▶ [Problem] Without the pictures, set down the records below word for word.
►
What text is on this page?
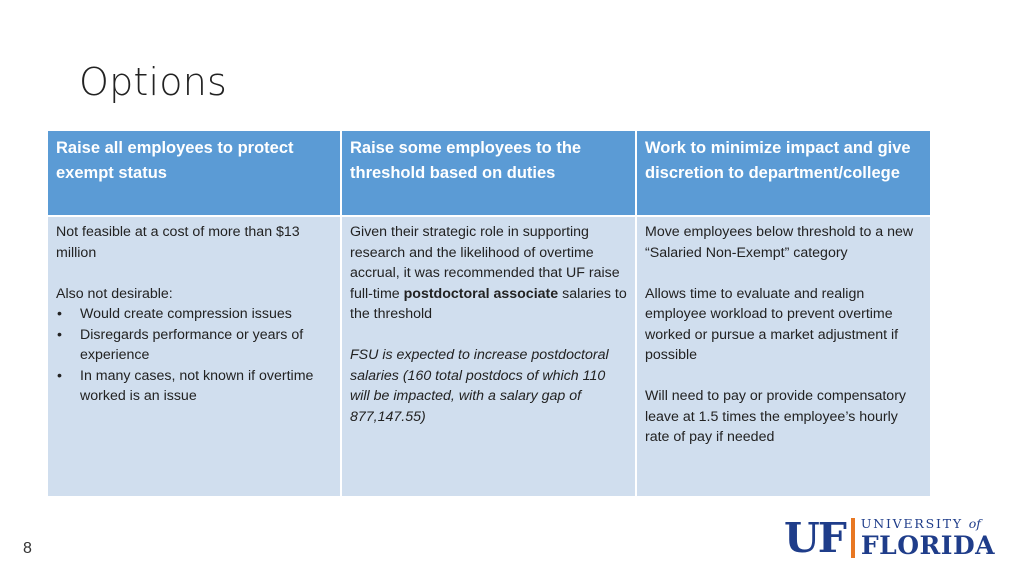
Options
Raise all employees to protect exempt status
Raise some employees to the threshold based on duties
Work to minimize impact and give discretion to department/college
Not feasible at a cost of more than $13 million
Also not desirable:
• Would create compression issues
• Disregards performance or years of experience
• In many cases, not known if overtime worked is an issue
Given their strategic role in supporting research and the likelihood of overtime accrual, it was recommended that UF raise full-time postdoctoral associate salaries to the threshold
FSU is expected to increase postdoctoral salaries (160 total postdocs of which 110 will be impacted, with a salary gap of 877,147.55)
Move employees below threshold to a new “Salaried Non-Exempt” category
Allows time to evaluate and realign employee workload to prevent overtime worked or pursue a market adjustment if possible
Will need to pay or provide compensatory leave at 1.5 times the employee’s hourly rate of pay if needed
8	UF UNIVERSITY of
FLORIDA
◄
▶ [Task solution]
What text is on this page?
Options
Raise all employees to protect exempt status
Raise some employees to the threshold based on duties
Work to minimize impact and give discretion to department/college
Not feasible at a cost of more than $13 million
Also not desirable:
• Would create compression issues
• Disregards performance or years of experience
• In many cases, not known if overtime worked is an issue
Given their strategic role in supporting research and the likelihood of overtime accrual, it was recommended that UF raise full-time postdoctoral associate salaries to the threshold
FSU is expected to increase postdoctoral salaries (160 total postdocs of which 110 will be impacted, with a salary gap of 877,147.55)
Move employees below threshold to a new “Salaried Non-Exempt” category
Allows time to evaluate and realign employee workload to prevent overtime worked or pursue a market adjustment if possible
Will need to pay or provide compensatory leave at 1.5 times the employee’s hourly rate of pay if needed
8	UF UNIVERSITY of
FLORIDA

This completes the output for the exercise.